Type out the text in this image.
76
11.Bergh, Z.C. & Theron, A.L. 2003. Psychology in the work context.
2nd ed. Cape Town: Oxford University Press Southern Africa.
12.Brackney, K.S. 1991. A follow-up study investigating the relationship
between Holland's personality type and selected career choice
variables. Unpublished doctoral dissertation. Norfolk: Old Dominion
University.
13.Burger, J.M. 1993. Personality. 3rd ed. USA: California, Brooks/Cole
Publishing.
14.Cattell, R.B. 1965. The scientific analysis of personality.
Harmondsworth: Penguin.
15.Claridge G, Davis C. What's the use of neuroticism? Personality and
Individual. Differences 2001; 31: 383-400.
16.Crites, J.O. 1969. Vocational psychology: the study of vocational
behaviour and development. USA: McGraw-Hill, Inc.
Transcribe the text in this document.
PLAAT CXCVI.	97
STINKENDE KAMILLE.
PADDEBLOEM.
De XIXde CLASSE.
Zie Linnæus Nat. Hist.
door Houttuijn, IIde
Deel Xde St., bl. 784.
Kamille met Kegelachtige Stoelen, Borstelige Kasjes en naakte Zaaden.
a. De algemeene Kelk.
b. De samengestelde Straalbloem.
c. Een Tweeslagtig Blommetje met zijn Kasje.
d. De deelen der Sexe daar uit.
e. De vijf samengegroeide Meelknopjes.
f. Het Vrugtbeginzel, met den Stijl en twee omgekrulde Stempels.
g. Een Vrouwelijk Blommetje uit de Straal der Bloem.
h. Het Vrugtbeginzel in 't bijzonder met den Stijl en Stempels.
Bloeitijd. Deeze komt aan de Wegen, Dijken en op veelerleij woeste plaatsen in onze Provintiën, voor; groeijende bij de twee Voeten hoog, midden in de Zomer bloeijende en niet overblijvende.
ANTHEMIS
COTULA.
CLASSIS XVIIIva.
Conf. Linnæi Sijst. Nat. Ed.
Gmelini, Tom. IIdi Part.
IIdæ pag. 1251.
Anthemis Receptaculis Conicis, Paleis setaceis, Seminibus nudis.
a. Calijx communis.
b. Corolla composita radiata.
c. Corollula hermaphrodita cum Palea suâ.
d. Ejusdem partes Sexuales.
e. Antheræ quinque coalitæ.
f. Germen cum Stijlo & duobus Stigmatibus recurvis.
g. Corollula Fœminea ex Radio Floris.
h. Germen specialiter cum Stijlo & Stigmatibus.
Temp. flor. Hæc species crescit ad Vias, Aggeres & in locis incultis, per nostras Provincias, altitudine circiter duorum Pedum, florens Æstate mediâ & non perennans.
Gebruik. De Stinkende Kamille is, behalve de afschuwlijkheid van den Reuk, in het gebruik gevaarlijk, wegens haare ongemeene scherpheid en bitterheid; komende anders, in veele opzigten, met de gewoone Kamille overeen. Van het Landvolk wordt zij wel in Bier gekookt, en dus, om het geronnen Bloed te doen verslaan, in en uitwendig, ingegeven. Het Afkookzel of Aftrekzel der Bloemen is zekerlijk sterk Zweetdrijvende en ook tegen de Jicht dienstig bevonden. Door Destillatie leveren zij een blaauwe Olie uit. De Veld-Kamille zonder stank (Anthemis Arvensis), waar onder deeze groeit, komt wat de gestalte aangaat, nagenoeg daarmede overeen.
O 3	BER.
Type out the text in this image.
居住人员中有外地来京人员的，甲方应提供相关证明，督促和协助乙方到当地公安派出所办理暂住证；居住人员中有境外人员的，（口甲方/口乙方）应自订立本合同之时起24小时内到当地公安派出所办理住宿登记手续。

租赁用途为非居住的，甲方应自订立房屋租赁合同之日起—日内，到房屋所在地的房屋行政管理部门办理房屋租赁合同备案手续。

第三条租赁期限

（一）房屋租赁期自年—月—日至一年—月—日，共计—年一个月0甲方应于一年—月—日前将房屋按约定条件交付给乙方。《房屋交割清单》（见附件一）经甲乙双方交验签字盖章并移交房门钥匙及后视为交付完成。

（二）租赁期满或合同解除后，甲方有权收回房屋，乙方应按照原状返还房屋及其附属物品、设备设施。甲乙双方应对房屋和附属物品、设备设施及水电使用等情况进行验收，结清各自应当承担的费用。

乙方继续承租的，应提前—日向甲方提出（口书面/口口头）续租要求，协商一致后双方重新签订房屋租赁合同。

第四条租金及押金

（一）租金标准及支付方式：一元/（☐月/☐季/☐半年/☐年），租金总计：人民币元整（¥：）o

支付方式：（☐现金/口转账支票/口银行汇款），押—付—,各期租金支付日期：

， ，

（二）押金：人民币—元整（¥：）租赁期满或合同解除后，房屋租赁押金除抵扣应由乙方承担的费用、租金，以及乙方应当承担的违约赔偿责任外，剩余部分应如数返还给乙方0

==============================

> [CHALLENGE]: Extract the listing in its entirety, matching it exactly.

> [ANSWER TO THE PROBLEM]:
Type out the text in this image.
76
11.Bergh, Z.C. & Theron, A.L. 2003. Psychology in the work context.
2nd ed. Cape Town: Oxford University Press Southern Africa.
12.Brackney, K.S. 1991. A follow-up study investigating the relationship
between Holland's personality type and selected career choice
variables. Unpublished doctoral dissertation. Norfolk: Old Dominion
University.
13.Burger, J.M. 1993. Personality. 3rd ed. USA: California, Brooks/Cole
Publishing.
14.Cattell, R.B. 1965. The scientific analysis of personality.
Harmondsworth: Penguin.
15.Claridge G, Davis C. What's the use of neuroticism? Personality and
Individual. Differences 2001; 31: 383-400.
16.Crites, J.O. 1969. Vocational psychology: the study of vocational
behaviour and development. USA: McGraw-Hill, Inc.
Transcribe the text in this document.
PLAAT CXCVI.	97
STINKENDE KAMILLE.
PADDEBLOEM.
De XIXde CLASSE.
Zie Linnæus Nat. Hist.
door Houttuijn, IIde
Deel Xde St., bl. 784.
Kamille met Kegelachtige Stoelen, Borstelige Kasjes en naakte Zaaden.
a. De algemeene Kelk.
b. De samengestelde Straalbloem.
c. Een Tweeslagtig Blommetje met zijn Kasje.
d. De deelen der Sexe daar uit.
e. De vijf samengegroeide Meelknopjes.
f. Het Vrugtbeginzel, met den Stijl en twee omgekrulde Stempels.
g. Een Vrouwelijk Blommetje uit de Straal der Bloem.
h. Het Vrugtbeginzel in 't bijzonder met den Stijl en Stempels.
Bloeitijd. Deeze komt aan de Wegen, Dijken en op veelerleij woeste plaatsen in onze Provintiën, voor; groeijende bij de twee Voeten hoog, midden in de Zomer bloeijende en niet overblijvende.
ANTHEMIS
COTULA.
CLASSIS XVIIIva.
Conf. Linnæi Sijst. Nat. Ed.
Gmelini, Tom. IIdi Part.
IIdæ pag. 1251.
Anthemis Receptaculis Conicis, Paleis setaceis, Seminibus nudis.
a. Calijx communis.
b. Corolla composita radiata.
c. Corollula hermaphrodita cum Palea suâ.
d. Ejusdem partes Sexuales.
e. Antheræ quinque coalitæ.
f. Germen cum Stijlo & duobus Stigmatibus recurvis.
g. Corollula Fœminea ex Radio Floris.
h. Germen specialiter cum Stijlo & Stigmatibus.
Temp. flor. Hæc species crescit ad Vias, Aggeres & in locis incultis, per nostras Provincias, altitudine circiter duorum Pedum, florens Æstate mediâ & non perennans.
Gebruik. De Stinkende Kamille is, behalve de afschuwlijkheid van den Reuk, in het gebruik gevaarlijk, wegens haare ongemeene scherpheid en bitterheid; komende anders, in veele opzigten, met de gewoone Kamille overeen. Van het Landvolk wordt zij wel in Bier gekookt, en dus, om het geronnen Bloed te doen verslaan, in en uitwendig, ingegeven. Het Afkookzel of Aftrekzel der Bloemen is zekerlijk sterk Zweetdrijvende en ook tegen de Jicht dienstig bevonden. Door Destillatie leveren zij een blaauwe Olie uit. De Veld-Kamille zonder stank (Anthemis Arvensis), waar onder deeze groeit, komt wat de gestalte aangaat, nagenoeg daarmede overeen.
O 3	BER.
Type out the text in this image.
居住人员中有外地来京人员的，甲方应提供相关证明，督促和协助乙方到当地公安派出所办理暂住证；居住人员中有境外人员的，（口甲方/口乙方）应自订立本合同之时起24小时内到当地公安派出所办理住宿登记手续。

租赁用途为非居住的，甲方应自订立房屋租赁合同之日起—日内，到房屋所在地的房屋行政管理部门办理房屋租赁合同备案手续。

第三条租赁期限

（一）房屋租赁期自年—月—日至一年—月—日，共计—年一个月0甲方应于一年—月—日前将房屋按约定条件交付给乙方。《房屋交割清单》（见附件一）经甲乙双方交验签字盖章并移交房门钥匙及后视为交付完成。

（二）租赁期满或合同解除后，甲方有权收回房屋，乙方应按照原状返还房屋及其附属物品、设备设施。甲乙双方应对房屋和附属物品、设备设施及水电使用等情况进行验收，结清各自应当承担的费用。

乙方继续承租的，应提前—日向甲方提出（口书面/口口头）续租要求，协商一致后双方重新签订房屋租赁合同。

第四条租金及押金

（一）租金标准及支付方式：一元/（☐月/☐季/☐半年/☐年），租金总计：人民币元整（¥：）o

支付方式：（☐现金/口转账支票/口银行汇款），押—付—,各期租金支付日期：

， ，

（二）押金：人民币—元整（¥：）租赁期满或合同解除后，房屋租赁押金除抵扣应由乙方承担的费用、租金，以及乙方应当承担的违约赔偿责任外，剩余部分应如数返还给乙方0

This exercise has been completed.